[Records that describe figures]
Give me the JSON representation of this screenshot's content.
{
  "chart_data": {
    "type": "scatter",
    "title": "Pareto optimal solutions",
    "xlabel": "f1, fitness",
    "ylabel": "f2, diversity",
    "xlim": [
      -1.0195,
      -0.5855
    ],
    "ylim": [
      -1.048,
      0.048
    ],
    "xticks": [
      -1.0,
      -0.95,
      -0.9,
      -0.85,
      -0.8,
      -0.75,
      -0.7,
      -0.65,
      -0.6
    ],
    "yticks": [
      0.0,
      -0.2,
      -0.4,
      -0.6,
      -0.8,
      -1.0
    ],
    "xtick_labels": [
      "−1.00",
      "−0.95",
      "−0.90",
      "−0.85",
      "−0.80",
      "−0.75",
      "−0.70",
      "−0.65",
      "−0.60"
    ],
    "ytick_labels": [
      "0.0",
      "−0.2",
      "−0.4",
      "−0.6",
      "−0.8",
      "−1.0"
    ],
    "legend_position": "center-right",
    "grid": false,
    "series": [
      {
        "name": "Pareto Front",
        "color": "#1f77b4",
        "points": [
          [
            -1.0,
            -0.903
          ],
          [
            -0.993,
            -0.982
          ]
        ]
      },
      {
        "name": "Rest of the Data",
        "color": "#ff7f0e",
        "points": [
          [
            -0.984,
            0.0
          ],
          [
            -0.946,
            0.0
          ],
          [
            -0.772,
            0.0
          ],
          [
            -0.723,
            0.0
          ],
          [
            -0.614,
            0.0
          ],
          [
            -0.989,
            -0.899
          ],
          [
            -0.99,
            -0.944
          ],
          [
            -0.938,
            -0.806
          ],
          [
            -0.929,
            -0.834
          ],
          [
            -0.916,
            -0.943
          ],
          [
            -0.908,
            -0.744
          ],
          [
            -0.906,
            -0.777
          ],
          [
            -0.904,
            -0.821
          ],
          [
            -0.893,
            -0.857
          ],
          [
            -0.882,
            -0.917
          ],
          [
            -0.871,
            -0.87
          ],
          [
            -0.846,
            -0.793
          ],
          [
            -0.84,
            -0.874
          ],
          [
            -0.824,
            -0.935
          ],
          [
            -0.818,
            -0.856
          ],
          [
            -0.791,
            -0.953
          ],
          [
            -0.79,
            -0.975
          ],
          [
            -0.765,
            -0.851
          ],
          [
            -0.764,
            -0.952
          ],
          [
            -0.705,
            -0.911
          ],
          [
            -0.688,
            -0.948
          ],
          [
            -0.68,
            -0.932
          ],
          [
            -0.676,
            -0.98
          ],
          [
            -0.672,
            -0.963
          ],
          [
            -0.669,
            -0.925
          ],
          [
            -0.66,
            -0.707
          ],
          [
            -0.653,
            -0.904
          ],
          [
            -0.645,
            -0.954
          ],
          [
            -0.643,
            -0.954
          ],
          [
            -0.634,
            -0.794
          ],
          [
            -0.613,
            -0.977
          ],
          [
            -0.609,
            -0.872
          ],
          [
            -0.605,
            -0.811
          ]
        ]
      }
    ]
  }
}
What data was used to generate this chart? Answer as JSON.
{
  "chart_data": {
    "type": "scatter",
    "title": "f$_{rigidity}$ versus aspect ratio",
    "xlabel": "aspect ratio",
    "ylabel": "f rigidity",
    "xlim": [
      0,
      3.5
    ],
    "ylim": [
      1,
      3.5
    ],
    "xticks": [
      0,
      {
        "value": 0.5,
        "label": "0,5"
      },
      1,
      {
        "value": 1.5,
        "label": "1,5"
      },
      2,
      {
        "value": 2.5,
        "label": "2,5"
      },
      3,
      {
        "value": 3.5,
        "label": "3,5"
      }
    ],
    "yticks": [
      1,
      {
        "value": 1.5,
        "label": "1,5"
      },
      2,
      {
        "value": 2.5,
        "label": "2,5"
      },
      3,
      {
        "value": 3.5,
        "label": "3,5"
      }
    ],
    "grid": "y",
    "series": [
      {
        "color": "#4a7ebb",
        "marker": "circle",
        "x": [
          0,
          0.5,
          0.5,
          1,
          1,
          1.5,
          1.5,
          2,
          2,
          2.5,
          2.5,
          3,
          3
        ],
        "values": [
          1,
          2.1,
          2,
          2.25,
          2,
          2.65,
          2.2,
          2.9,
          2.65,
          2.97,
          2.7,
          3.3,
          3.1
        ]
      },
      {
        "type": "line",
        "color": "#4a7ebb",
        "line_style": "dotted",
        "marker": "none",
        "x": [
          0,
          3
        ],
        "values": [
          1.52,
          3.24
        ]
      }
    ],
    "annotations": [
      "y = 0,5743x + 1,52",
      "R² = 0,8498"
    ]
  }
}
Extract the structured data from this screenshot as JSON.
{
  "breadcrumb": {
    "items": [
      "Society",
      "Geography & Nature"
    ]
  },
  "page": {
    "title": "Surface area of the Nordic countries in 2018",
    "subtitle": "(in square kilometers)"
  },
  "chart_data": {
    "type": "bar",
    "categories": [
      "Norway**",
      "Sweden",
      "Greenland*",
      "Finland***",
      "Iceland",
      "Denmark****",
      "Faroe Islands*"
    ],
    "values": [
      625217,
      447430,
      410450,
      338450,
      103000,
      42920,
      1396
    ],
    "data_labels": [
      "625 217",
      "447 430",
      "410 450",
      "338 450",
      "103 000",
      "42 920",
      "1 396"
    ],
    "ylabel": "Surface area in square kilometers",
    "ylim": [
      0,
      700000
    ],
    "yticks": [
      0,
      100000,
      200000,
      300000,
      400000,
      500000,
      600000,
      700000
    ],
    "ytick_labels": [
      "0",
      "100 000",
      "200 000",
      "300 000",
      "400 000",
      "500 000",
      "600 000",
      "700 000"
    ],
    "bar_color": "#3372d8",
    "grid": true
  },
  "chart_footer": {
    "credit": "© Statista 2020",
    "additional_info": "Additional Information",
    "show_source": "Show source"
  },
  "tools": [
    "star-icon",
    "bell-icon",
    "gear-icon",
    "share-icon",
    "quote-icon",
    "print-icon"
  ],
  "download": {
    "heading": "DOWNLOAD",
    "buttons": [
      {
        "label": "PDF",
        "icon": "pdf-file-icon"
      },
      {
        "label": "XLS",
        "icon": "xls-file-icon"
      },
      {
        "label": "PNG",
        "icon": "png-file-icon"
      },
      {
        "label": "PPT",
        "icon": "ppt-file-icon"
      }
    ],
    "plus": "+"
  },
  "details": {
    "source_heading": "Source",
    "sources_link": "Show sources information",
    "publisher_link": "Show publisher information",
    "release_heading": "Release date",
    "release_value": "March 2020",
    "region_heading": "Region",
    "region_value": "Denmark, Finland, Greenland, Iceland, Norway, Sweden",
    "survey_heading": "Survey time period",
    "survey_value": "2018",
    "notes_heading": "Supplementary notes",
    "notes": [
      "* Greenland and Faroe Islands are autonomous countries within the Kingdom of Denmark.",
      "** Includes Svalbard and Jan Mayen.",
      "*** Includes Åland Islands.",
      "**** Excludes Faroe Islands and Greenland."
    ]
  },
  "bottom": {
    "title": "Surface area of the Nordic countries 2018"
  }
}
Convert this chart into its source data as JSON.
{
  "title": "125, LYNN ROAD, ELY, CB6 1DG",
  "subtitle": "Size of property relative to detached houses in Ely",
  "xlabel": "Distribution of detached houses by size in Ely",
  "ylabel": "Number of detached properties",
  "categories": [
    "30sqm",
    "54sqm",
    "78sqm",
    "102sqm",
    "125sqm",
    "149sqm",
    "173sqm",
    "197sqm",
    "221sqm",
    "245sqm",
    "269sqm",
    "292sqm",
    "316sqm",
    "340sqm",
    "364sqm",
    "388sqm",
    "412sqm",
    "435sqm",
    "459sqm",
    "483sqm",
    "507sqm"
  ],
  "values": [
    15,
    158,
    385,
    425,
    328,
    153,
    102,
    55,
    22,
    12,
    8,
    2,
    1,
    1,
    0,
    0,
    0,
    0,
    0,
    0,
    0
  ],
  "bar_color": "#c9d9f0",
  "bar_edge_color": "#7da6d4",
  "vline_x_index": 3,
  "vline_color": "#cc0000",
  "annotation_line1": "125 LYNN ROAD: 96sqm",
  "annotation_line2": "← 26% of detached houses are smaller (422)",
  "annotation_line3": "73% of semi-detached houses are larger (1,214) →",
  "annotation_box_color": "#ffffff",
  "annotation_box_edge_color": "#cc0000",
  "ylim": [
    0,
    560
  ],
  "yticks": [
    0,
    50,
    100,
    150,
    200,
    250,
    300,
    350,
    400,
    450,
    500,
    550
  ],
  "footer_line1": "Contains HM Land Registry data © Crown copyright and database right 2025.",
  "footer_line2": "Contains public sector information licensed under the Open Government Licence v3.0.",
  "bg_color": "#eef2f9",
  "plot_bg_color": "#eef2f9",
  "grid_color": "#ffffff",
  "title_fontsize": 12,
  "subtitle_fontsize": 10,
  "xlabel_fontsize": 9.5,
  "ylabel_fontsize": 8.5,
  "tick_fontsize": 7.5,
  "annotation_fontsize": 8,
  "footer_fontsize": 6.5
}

Short exercise
Search the listing for the word "Denmark". Copy every line in which it occurs.

Correct answer
      "Denmark****",
    "region_value": "Denmark, Finland, Greenland, Iceland, Norway, Sweden",
      "* Greenland and Faroe Islands are autonomous countries within the Kingdom of Denmark.",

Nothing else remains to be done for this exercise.